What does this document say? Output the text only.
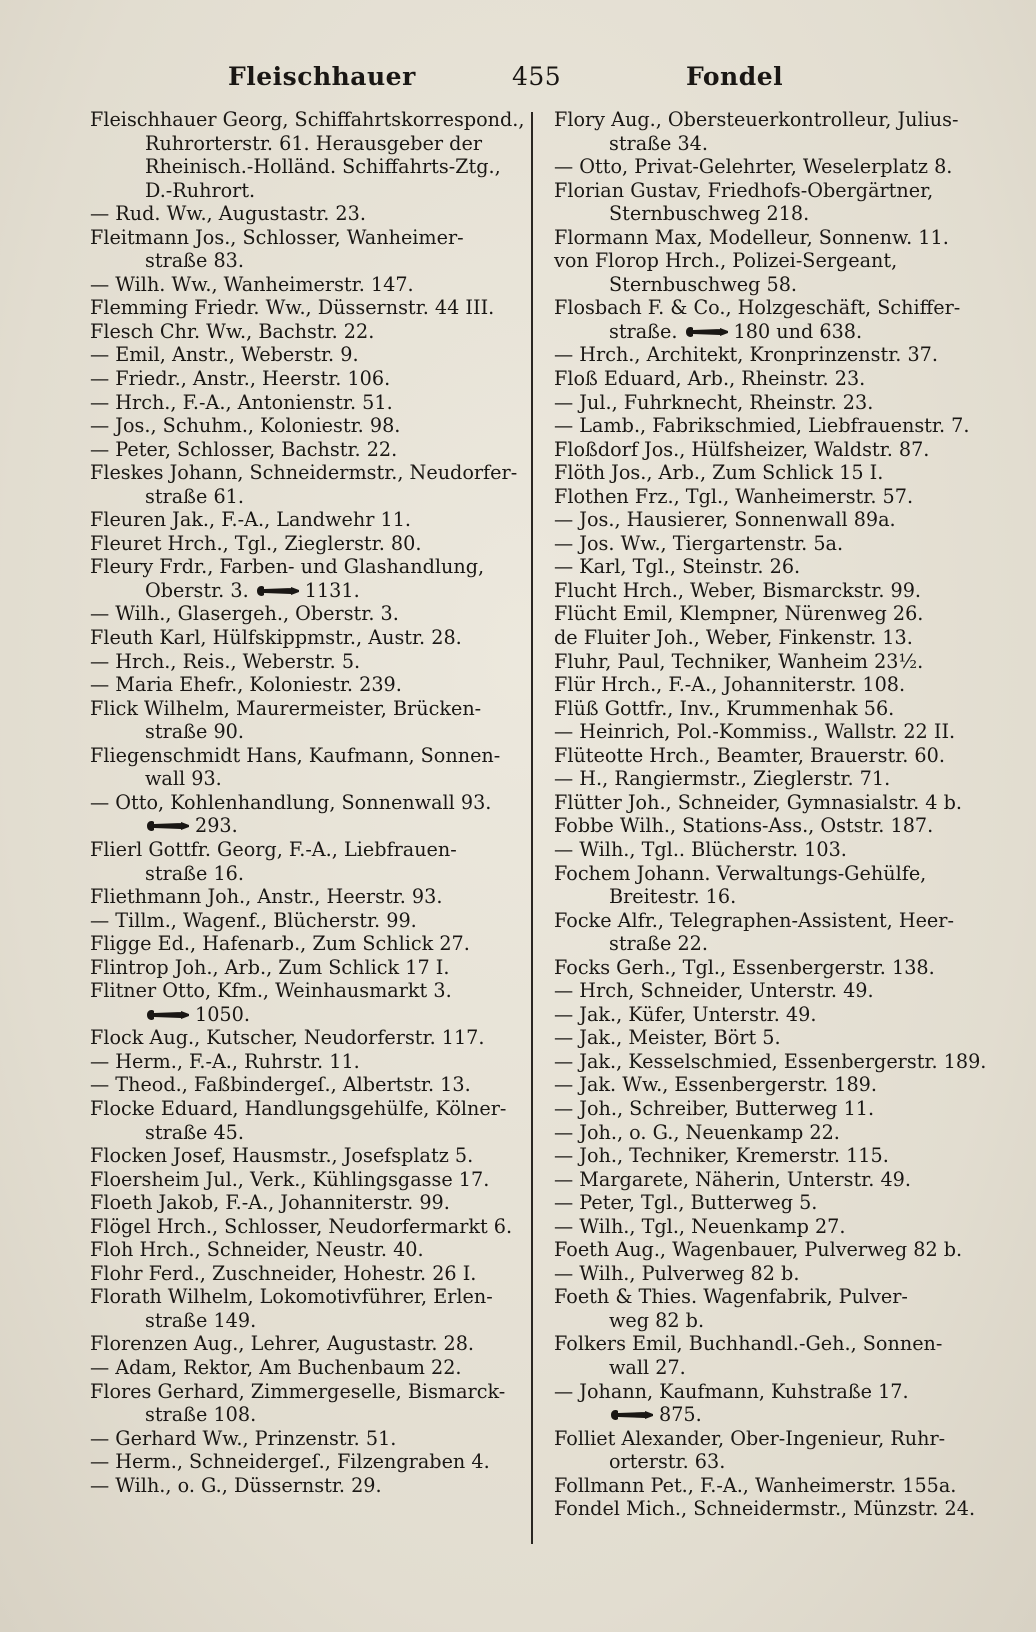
Fleischhauer	455	Fondel
Fleischhauer Georg, Schiffahrtskorrespond.,
Ruhrorterstr. 61. Herausgeber der
Rheinisch.-Holländ. Schiffahrts-Ztg.,
D.-Ruhrort.
— Rud. Ww., Augustastr. 23.
Fleitmann Jos., Schlosser, Wanheimer-
straße 83.
— Wilh. Ww., Wanheimerstr. 147.
Flemming Friedr. Ww., Düssernstr. 44 III.
Flesch Chr. Ww., Bachstr. 22.
— Emil, Anstr., Weberstr. 9.
— Friedr., Anstr., Heerstr. 106.
— Hrch., F.-A., Antonienstr. 51.
— Jos., Schuhm., Koloniestr. 98.
— Peter, Schlosser, Bachstr. 22.
Fleskes Johann, Schneidermstr., Neudorfer-
straße 61.
Fleuren Jak., F.-A., Landwehr 11.
Fleuret Hrch., Tgl., Zieglerstr. 80.
Fleury Frdr., Farben- und Glashandlung,
Oberstr. 3.	1131.
— Wilh., Glasergeh., Oberstr. 3.
Fleuth Karl, Hülfskippmstr., Austr. 28.
— Hrch., Reis., Weberstr. 5.
— Maria Ehefr., Koloniestr. 239.
Flick Wilhelm, Maurermeister, Brücken-
straße 90.
Fliegenschmidt Hans, Kaufmann, Sonnen-
wall 93.
— Otto, Kohlenhandlung, Sonnenwall 93.
293.
Flierl Gottfr. Georg, F.-A., Liebfrauen-
straße 16.
Fliethmann Joh., Anstr., Heerstr. 93.
— Tillm., Wagenf., Blücherstr. 99.
Fligge Ed., Hafenarb., Zum Schlick 27.
Flintrop Joh., Arb., Zum Schlick 17 I.
Flitner Otto, Kfm., Weinhausmarkt 3.
1050.
Flock Aug., Kutscher, Neudorferstr. 117.
— Herm., F.-A., Ruhrstr. 11.
— Theod., Faßbindergeſ., Albertstr. 13.
Flocke Eduard, Handlungsgehülfe, Kölner-
straße 45.
Flocken Josef, Hausmstr., Josefsplatz 5.
Floersheim Jul., Verk., Kühlingsgasse 17.
Floeth Jakob, F.-A., Johanniterstr. 99.
Flögel Hrch., Schlosser, Neudorfermarkt 6.
Floh Hrch., Schneider, Neustr. 40.
Flohr Ferd., Zuschneider, Hohestr. 26 I.
Florath Wilhelm, Lokomotivführer, Erlen-
straße 149.
Florenzen Aug., Lehrer, Augustastr. 28.
— Adam, Rektor, Am Buchenbaum 22.
Flores Gerhard, Zimmergeselle, Bismarck-
straße 108.
— Gerhard Ww., Prinzenstr. 51.
— Herm., Schneidergeſ., Filzengraben 4.
— Wilh., o. G., Düssernstr. 29.
Flory Aug., Obersteuerkontrolleur, Julius-
straße 34.
— Otto, Privat-Gelehrter, Weselerplatz 8.
Florian Gustav, Friedhofs-Obergärtner,
Sternbuschweg 218.
Flormann Max, Modelleur, Sonnenw. 11.
von Florop Hrch., Polizei-Sergeant,
Sternbuschweg 58.
Flosbach F. & Co., Holzgeschäft, Schiffer-
straße.	180 und 638.
— Hrch., Architekt, Kronprinzenstr. 37.
Floß Eduard, Arb., Rheinstr. 23.
— Jul., Fuhrknecht, Rheinstr. 23.
— Lamb., Fabrikschmied, Liebfrauenstr. 7.
Floßdorf Jos., Hülfsheizer, Waldstr. 87.
Flöth Jos., Arb., Zum Schlick 15 I.
Flothen Frz., Tgl., Wanheimerstr. 57.
— Jos., Hausierer, Sonnenwall 89a.
— Jos. Ww., Tiergartenstr. 5a.
— Karl, Tgl., Steinstr. 26.
Flucht Hrch., Weber, Bismarckstr. 99.
Flücht Emil, Klempner, Nürenweg 26.
de Fluiter Joh., Weber, Finkenstr. 13.
Fluhr, Paul, Techniker, Wanheim 23½.
Flür Hrch., F.-A., Johanniterstr. 108.
Flüß Gottfr., Inv., Krummenhak 56.
— Heinrich, Pol.-Kommiss., Wallstr. 22 II.
Flüteotte Hrch., Beamter, Brauerstr. 60.
— H., Rangiermstr., Zieglerstr. 71.
Flütter Joh., Schneider, Gymnasialstr. 4 b.
Fobbe Wilh., Stations-Ass., Oststr. 187.
— Wilh., Tgl.. Blücherstr. 103.
Fochem Johann. Verwaltungs-Gehülfe,
Breitestr. 16.
Focke Alfr., Telegraphen-Assistent, Heer-
straße 22.
Focks Gerh., Tgl., Essenbergerstr. 138.
— Hrch, Schneider, Unterstr. 49.
— Jak., Küfer, Unterstr. 49.
— Jak., Meister, Bört 5.
— Jak., Kesselschmied, Essenbergerstr. 189.
— Jak. Ww., Essenbergerstr. 189.
— Joh., Schreiber, Butterweg 11.
— Joh., o. G., Neuenkamp 22.
— Joh., Techniker, Kremerstr. 115.
— Margarete, Näherin, Unterstr. 49.
— Peter, Tgl., Butterweg 5.
— Wilh., Tgl., Neuenkamp 27.
Foeth Aug., Wagenbauer, Pulverweg 82 b.
— Wilh., Pulverweg 82 b.
Foeth & Thies. Wagenfabrik, Pulver-
weg 82 b.
Folkers Emil, Buchhandl.-Geh., Sonnen-
wall 27.
— Johann, Kaufmann, Kuhstraße 17.
875.
Folliet Alexander, Ober-Ingenieur, Ruhr-
orterstr. 63.
Follmann Pet., F.-A., Wanheimerstr. 155a.
Fondel Mich., Schneidermstr., Münzstr. 24.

◇ ◇ ◇ ◇ ◇ ◇ ◇

Exercise directions: Transcribe every line from the records above without alteration, and leave out the images.

Solution below:
What does this document say? Output the text only.
Fleischhauer	455	Fondel
Fleischhauer Georg, Schiffahrtskorrespond.,
Ruhrorterstr. 61. Herausgeber der
Rheinisch.-Holländ. Schiffahrts-Ztg.,
D.-Ruhrort.
— Rud. Ww., Augustastr. 23.
Fleitmann Jos., Schlosser, Wanheimer-
straße 83.
— Wilh. Ww., Wanheimerstr. 147.
Flemming Friedr. Ww., Düssernstr. 44 III.
Flesch Chr. Ww., Bachstr. 22.
— Emil, Anstr., Weberstr. 9.
— Friedr., Anstr., Heerstr. 106.
— Hrch., F.-A., Antonienstr. 51.
— Jos., Schuhm., Koloniestr. 98.
— Peter, Schlosser, Bachstr. 22.
Fleskes Johann, Schneidermstr., Neudorfer-
straße 61.
Fleuren Jak., F.-A., Landwehr 11.
Fleuret Hrch., Tgl., Zieglerstr. 80.
Fleury Frdr., Farben- und Glashandlung,
Oberstr. 3.	1131.
— Wilh., Glasergeh., Oberstr. 3.
Fleuth Karl, Hülfskippmstr., Austr. 28.
— Hrch., Reis., Weberstr. 5.
— Maria Ehefr., Koloniestr. 239.
Flick Wilhelm, Maurermeister, Brücken-
straße 90.
Fliegenschmidt Hans, Kaufmann, Sonnen-
wall 93.
— Otto, Kohlenhandlung, Sonnenwall 93.
293.
Flierl Gottfr. Georg, F.-A., Liebfrauen-
straße 16.
Fliethmann Joh., Anstr., Heerstr. 93.
— Tillm., Wagenf., Blücherstr. 99.
Fligge Ed., Hafenarb., Zum Schlick 27.
Flintrop Joh., Arb., Zum Schlick 17 I.
Flitner Otto, Kfm., Weinhausmarkt 3.
1050.
Flock Aug., Kutscher, Neudorferstr. 117.
— Herm., F.-A., Ruhrstr. 11.
— Theod., Faßbindergeſ., Albertstr. 13.
Flocke Eduard, Handlungsgehülfe, Kölner-
straße 45.
Flocken Josef, Hausmstr., Josefsplatz 5.
Floersheim Jul., Verk., Kühlingsgasse 17.
Floeth Jakob, F.-A., Johanniterstr. 99.
Flögel Hrch., Schlosser, Neudorfermarkt 6.
Floh Hrch., Schneider, Neustr. 40.
Flohr Ferd., Zuschneider, Hohestr. 26 I.
Florath Wilhelm, Lokomotivführer, Erlen-
straße 149.
Florenzen Aug., Lehrer, Augustastr. 28.
— Adam, Rektor, Am Buchenbaum 22.
Flores Gerhard, Zimmergeselle, Bismarck-
straße 108.
— Gerhard Ww., Prinzenstr. 51.
— Herm., Schneidergeſ., Filzengraben 4.
— Wilh., o. G., Düssernstr. 29.
Flory Aug., Obersteuerkontrolleur, Julius-
straße 34.
— Otto, Privat-Gelehrter, Weselerplatz 8.
Florian Gustav, Friedhofs-Obergärtner,
Sternbuschweg 218.
Flormann Max, Modelleur, Sonnenw. 11.
von Florop Hrch., Polizei-Sergeant,
Sternbuschweg 58.
Flosbach F. & Co., Holzgeschäft, Schiffer-
straße.	180 und 638.
— Hrch., Architekt, Kronprinzenstr. 37.
Floß Eduard, Arb., Rheinstr. 23.
— Jul., Fuhrknecht, Rheinstr. 23.
— Lamb., Fabrikschmied, Liebfrauenstr. 7.
Floßdorf Jos., Hülfsheizer, Waldstr. 87.
Flöth Jos., Arb., Zum Schlick 15 I.
Flothen Frz., Tgl., Wanheimerstr. 57.
— Jos., Hausierer, Sonnenwall 89a.
— Jos. Ww., Tiergartenstr. 5a.
— Karl, Tgl., Steinstr. 26.
Flucht Hrch., Weber, Bismarckstr. 99.
Flücht Emil, Klempner, Nürenweg 26.
de Fluiter Joh., Weber, Finkenstr. 13.
Fluhr, Paul, Techniker, Wanheim 23½.
Flür Hrch., F.-A., Johanniterstr. 108.
Flüß Gottfr., Inv., Krummenhak 56.
— Heinrich, Pol.-Kommiss., Wallstr. 22 II.
Flüteotte Hrch., Beamter, Brauerstr. 60.
— H., Rangiermstr., Zieglerstr. 71.
Flütter Joh., Schneider, Gymnasialstr. 4 b.
Fobbe Wilh., Stations-Ass., Oststr. 187.
— Wilh., Tgl.. Blücherstr. 103.
Fochem Johann. Verwaltungs-Gehülfe,
Breitestr. 16.
Focke Alfr., Telegraphen-Assistent, Heer-
straße 22.
Focks Gerh., Tgl., Essenbergerstr. 138.
— Hrch, Schneider, Unterstr. 49.
— Jak., Küfer, Unterstr. 49.
— Jak., Meister, Bört 5.
— Jak., Kesselschmied, Essenbergerstr. 189.
— Jak. Ww., Essenbergerstr. 189.
— Joh., Schreiber, Butterweg 11.
— Joh., o. G., Neuenkamp 22.
— Joh., Techniker, Kremerstr. 115.
— Margarete, Näherin, Unterstr. 49.
— Peter, Tgl., Butterweg 5.
— Wilh., Tgl., Neuenkamp 27.
Foeth Aug., Wagenbauer, Pulverweg 82 b.
— Wilh., Pulverweg 82 b.
Foeth & Thies. Wagenfabrik, Pulver-
weg 82 b.
Folkers Emil, Buchhandl.-Geh., Sonnen-
wall 27.
— Johann, Kaufmann, Kuhstraße 17.
875.
Folliet Alexander, Ober-Ingenieur, Ruhr-
orterstr. 63.
Follmann Pet., F.-A., Wanheimerstr. 155a.
Fondel Mich., Schneidermstr., Münzstr. 24.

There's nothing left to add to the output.